* What needs to be done *
Isolate every line in the data with the string "xlabel" and copy it.

— Start Dataset records —

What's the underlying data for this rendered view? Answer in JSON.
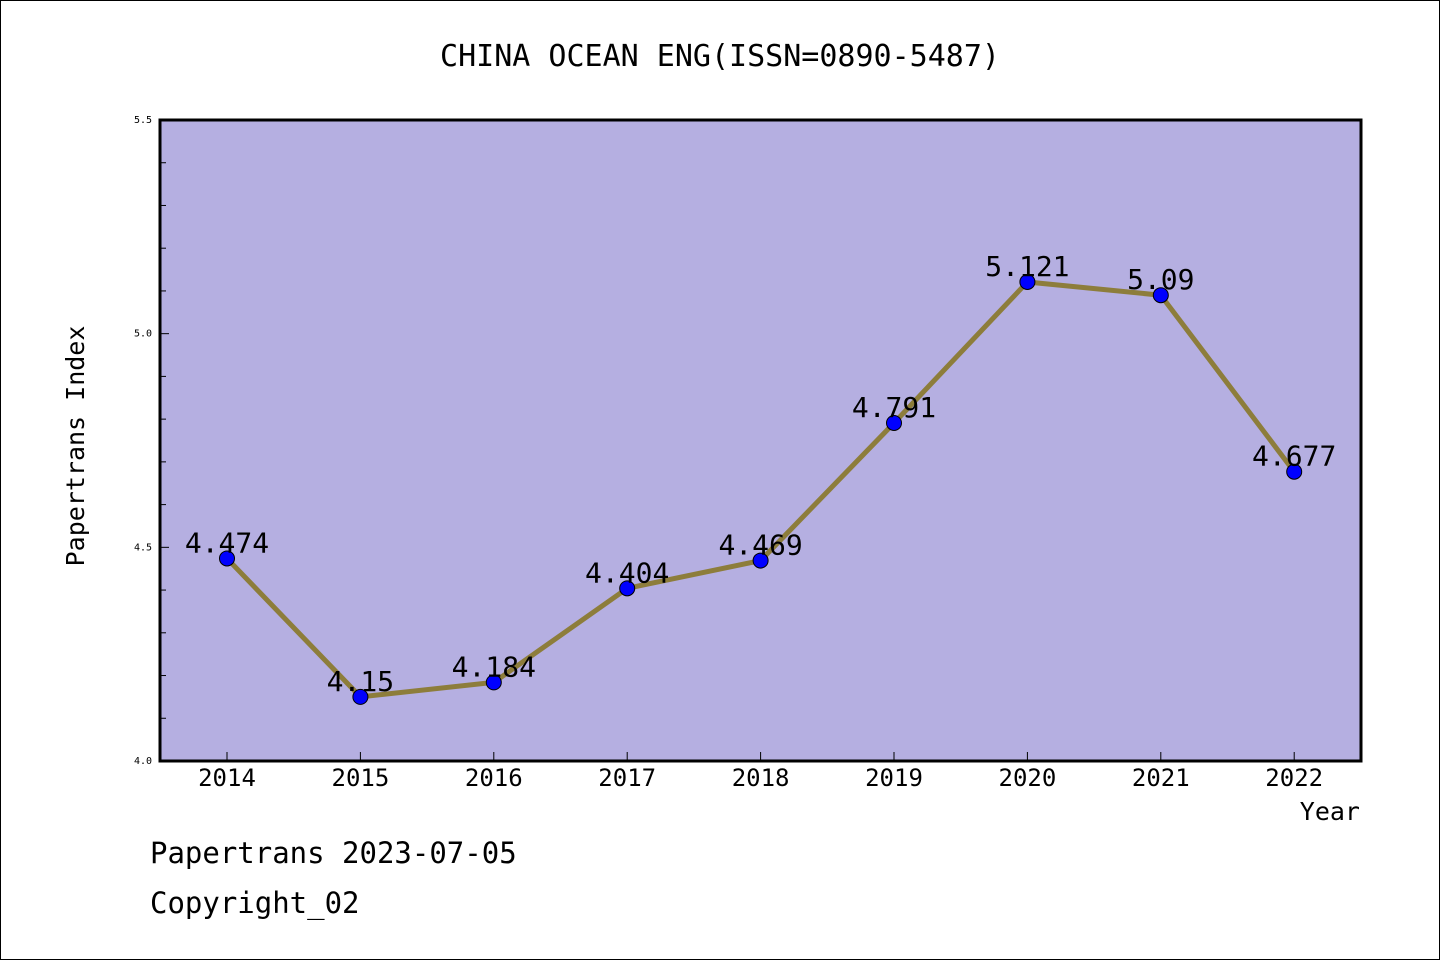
{
  "chart_data": {
    "type": "line",
    "title": "CHINA OCEAN ENG(ISSN=0890-5487)",
    "xlabel": "Year",
    "ylabel": "Papertrans Index",
    "categories": [
      "2014",
      "2015",
      "2016",
      "2017",
      "2018",
      "2019",
      "2020",
      "2021",
      "2022"
    ],
    "values": [
      4.474,
      4.15,
      4.184,
      4.404,
      4.469,
      4.791,
      5.121,
      5.09,
      4.677
    ],
    "value_labels": [
      "4.474",
      "4.15",
      "4.184",
      "4.404",
      "4.469",
      "4.791",
      "5.121",
      "5.09",
      "4.677"
    ],
    "ylim": [
      4.0,
      5.5
    ],
    "yticks": [
      "4.0",
      "4.5",
      "5.0",
      "5.5"
    ],
    "grid": false,
    "colors": {
      "plot_background": "#b5afe1",
      "line": "#8d7d3b",
      "marker": "#0000ff"
    }
  },
  "footer": {
    "line1": "Papertrans 2023-07-05",
    "line2": "Copyright_02"
  }
}
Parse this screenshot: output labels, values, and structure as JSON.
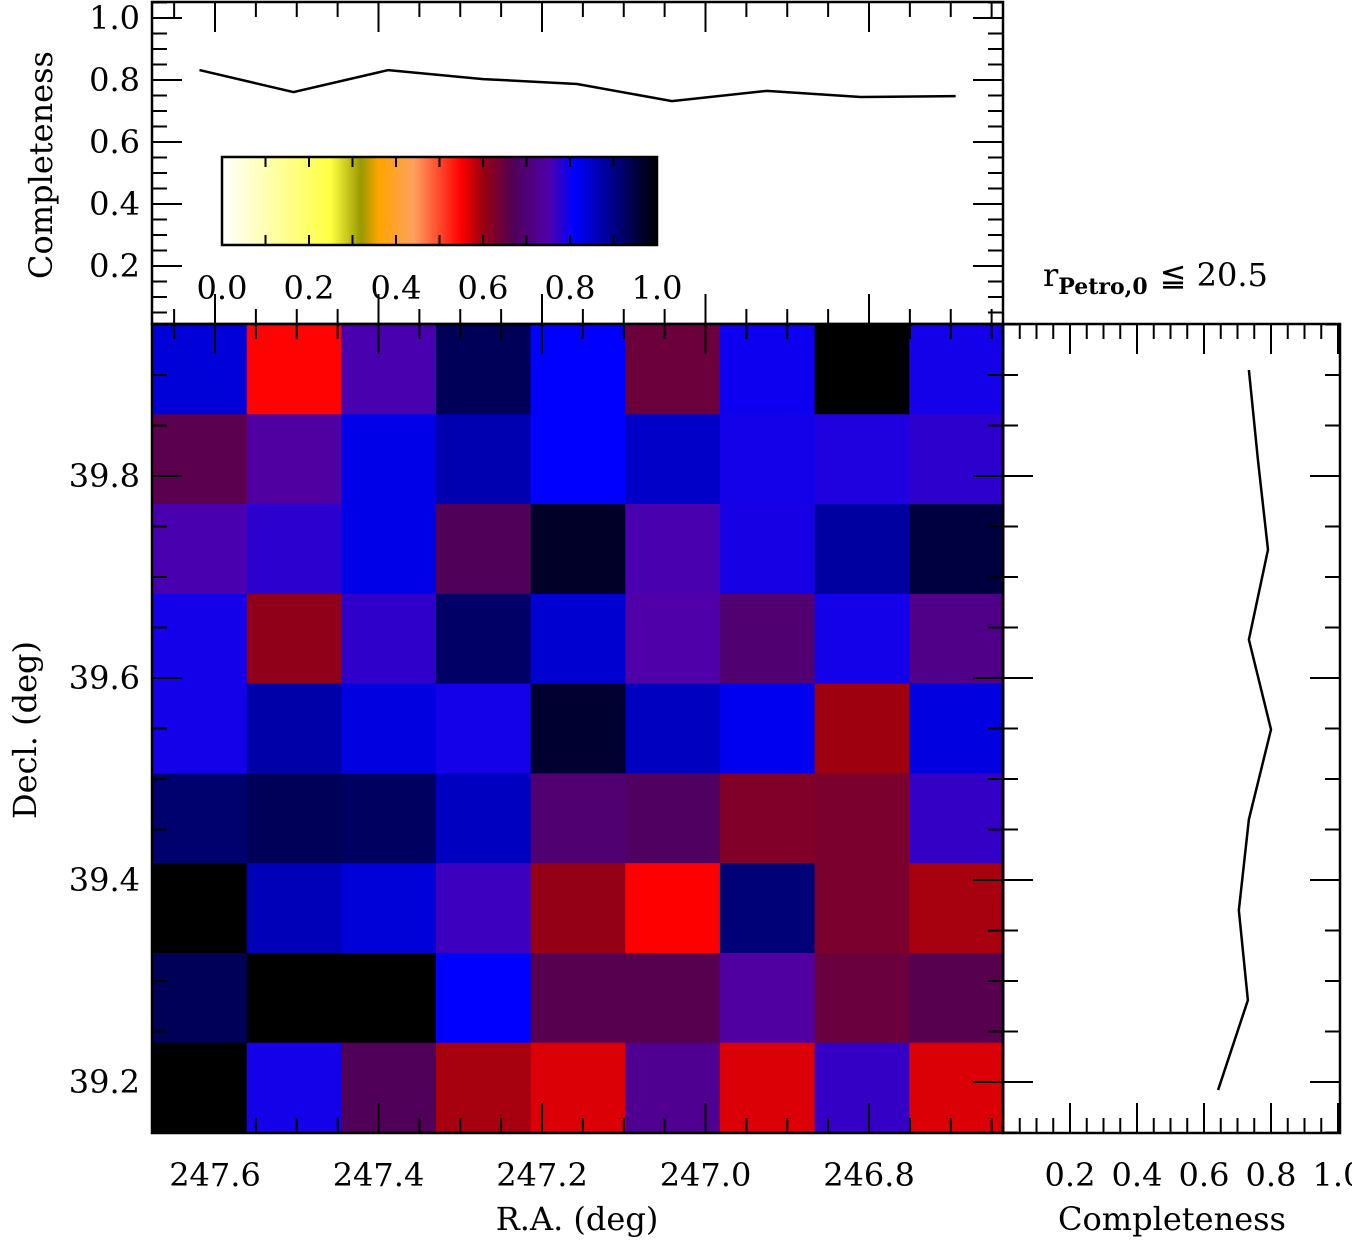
{
  "chart_data": {
    "type": "heatmap",
    "xlabel": "R.A. (deg)",
    "ylabel": "Decl. (deg)",
    "xlim": [
      247.677,
      246.635
    ],
    "ylim": [
      39.15,
      39.95
    ],
    "x_ticks": [
      "247.6",
      "247.4",
      "247.2",
      "247.0",
      "246.8"
    ],
    "y_ticks": [
      "39.2",
      "39.4",
      "39.6",
      "39.8"
    ],
    "ra_centers": [
      247.619,
      247.504,
      247.388,
      247.272,
      247.157,
      247.041,
      246.925,
      246.81,
      246.694
    ],
    "dec_centers": [
      39.905,
      39.816,
      39.727,
      39.638,
      39.549,
      39.46,
      39.37,
      39.281,
      39.192
    ],
    "values": [
      [
        0.839,
        0.548,
        0.755,
        0.934,
        0.81,
        0.643,
        0.8,
        1.0,
        0.795
      ],
      [
        0.66,
        0.742,
        0.827,
        0.869,
        0.81,
        0.851,
        0.795,
        0.787,
        0.776
      ],
      [
        0.755,
        0.777,
        0.827,
        0.67,
        0.97,
        0.755,
        0.792,
        0.881,
        0.952
      ],
      [
        0.795,
        0.609,
        0.774,
        0.923,
        0.845,
        0.75,
        0.694,
        0.795,
        0.718
      ],
      [
        0.795,
        0.875,
        0.833,
        0.795,
        0.964,
        0.857,
        0.821,
        0.597,
        0.833
      ],
      [
        0.917,
        0.934,
        0.928,
        0.857,
        0.694,
        0.678,
        0.624,
        0.628,
        0.771
      ],
      [
        1.0,
        0.863,
        0.839,
        0.765,
        0.605,
        0.55,
        0.911,
        0.628,
        0.593
      ],
      [
        0.934,
        1.0,
        1.0,
        0.81,
        0.662,
        0.662,
        0.742,
        0.645,
        0.662
      ],
      [
        1.0,
        0.795,
        0.67,
        0.593,
        0.568,
        0.726,
        0.568,
        0.771,
        0.568
      ]
    ],
    "colorbar": {
      "range": [
        0,
        1
      ],
      "tick_labels": [
        "0.0",
        "0.2",
        "0.4",
        "0.6",
        "0.8",
        "1.0"
      ],
      "stops": [
        [
          0.0,
          "#ffffff"
        ],
        [
          0.25,
          "#ffff40"
        ],
        [
          0.32,
          "#999900"
        ],
        [
          0.36,
          "#ffa500"
        ],
        [
          0.44,
          "#ffa060"
        ],
        [
          0.55,
          "#ff0000"
        ],
        [
          0.6,
          "#990010"
        ],
        [
          0.67,
          "#500058"
        ],
        [
          0.75,
          "#5000a8"
        ],
        [
          0.81,
          "#0000ff"
        ],
        [
          1.0,
          "#000000"
        ]
      ]
    },
    "top_panel": {
      "ylabel": "Completeness",
      "ylim": [
        0.0,
        1.05
      ],
      "y_ticks": [
        "0.2",
        "0.4",
        "0.6",
        "0.8",
        "1.0"
      ],
      "ra": [
        247.619,
        247.504,
        247.388,
        247.272,
        247.157,
        247.041,
        246.925,
        246.81,
        246.694
      ],
      "completeness": [
        0.832,
        0.761,
        0.832,
        0.803,
        0.787,
        0.732,
        0.765,
        0.745,
        0.748
      ]
    },
    "right_panel": {
      "xlabel": "Completeness",
      "xlim": [
        0.0,
        1.0
      ],
      "x_ticks": [
        "0.2",
        "0.4",
        "0.6",
        "0.8",
        "1.0"
      ],
      "dec": [
        39.905,
        39.816,
        39.727,
        39.638,
        39.549,
        39.46,
        39.37,
        39.281,
        39.192
      ],
      "completeness": [
        0.734,
        0.761,
        0.791,
        0.734,
        0.8,
        0.734,
        0.704,
        0.731,
        0.642
      ]
    },
    "annotation": {
      "main": "r",
      "subscript": "Petro,0",
      "relation": "≦ 20.5"
    }
  }
}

— End Dataset records —

* Output of the exercise *
    "xlabel": "Year",
    "xlabel": "R.A. (deg)",
      "xlabel": "Completeness",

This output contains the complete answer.